### Given problem
Check each line of the listing below for the string "value", and give only how many lines hold it.

### Data provided
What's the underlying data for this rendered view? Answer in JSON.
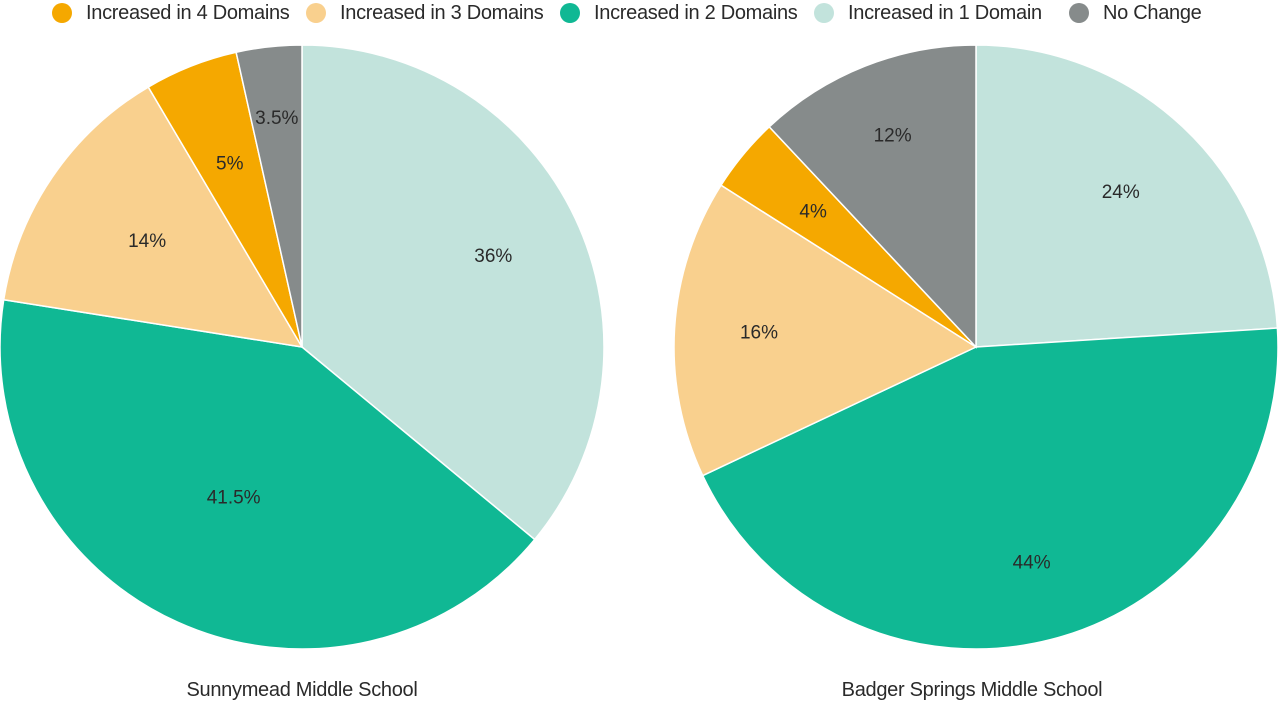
{
  "legend": [
    {
      "label": "Increased in 4 Domains",
      "color": "#F5A800"
    },
    {
      "label": "Increased in 3 Domains",
      "color": "#F9D08E"
    },
    {
      "label": "Increased in 2 Domains",
      "color": "#10B894"
    },
    {
      "label": "Increased in 1 Domain",
      "color": "#C2E3DC"
    },
    {
      "label": "No Change",
      "color": "#868B8B"
    }
  ],
  "chart_data": [
    {
      "type": "pie",
      "title": "Sunnymead Middle School",
      "slices": [
        {
          "category": "Increased in 1 Domain",
          "value": 36,
          "label": "36%"
        },
        {
          "category": "Increased in 2 Domains",
          "value": 41.5,
          "label": "41.5%"
        },
        {
          "category": "Increased in 3 Domains",
          "value": 14,
          "label": "14%"
        },
        {
          "category": "Increased in 4 Domains",
          "value": 5,
          "label": "5%"
        },
        {
          "category": "No Change",
          "value": 3.5,
          "label": "3.5%"
        }
      ],
      "start": "12 o'clock",
      "direction": "clockwise"
    },
    {
      "type": "pie",
      "title": "Badger Springs Middle School",
      "slices": [
        {
          "category": "Increased in 1 Domain",
          "value": 24,
          "label": "24%"
        },
        {
          "category": "Increased in 2 Domains",
          "value": 44,
          "label": "44%"
        },
        {
          "category": "Increased in 3 Domains",
          "value": 16,
          "label": "16%"
        },
        {
          "category": "Increased in 4 Domains",
          "value": 4,
          "label": "4%"
        },
        {
          "category": "No Change",
          "value": 12,
          "label": "12%"
        }
      ],
      "start": "12 o'clock",
      "direction": "clockwise"
    }
  ]
}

### Task solution
10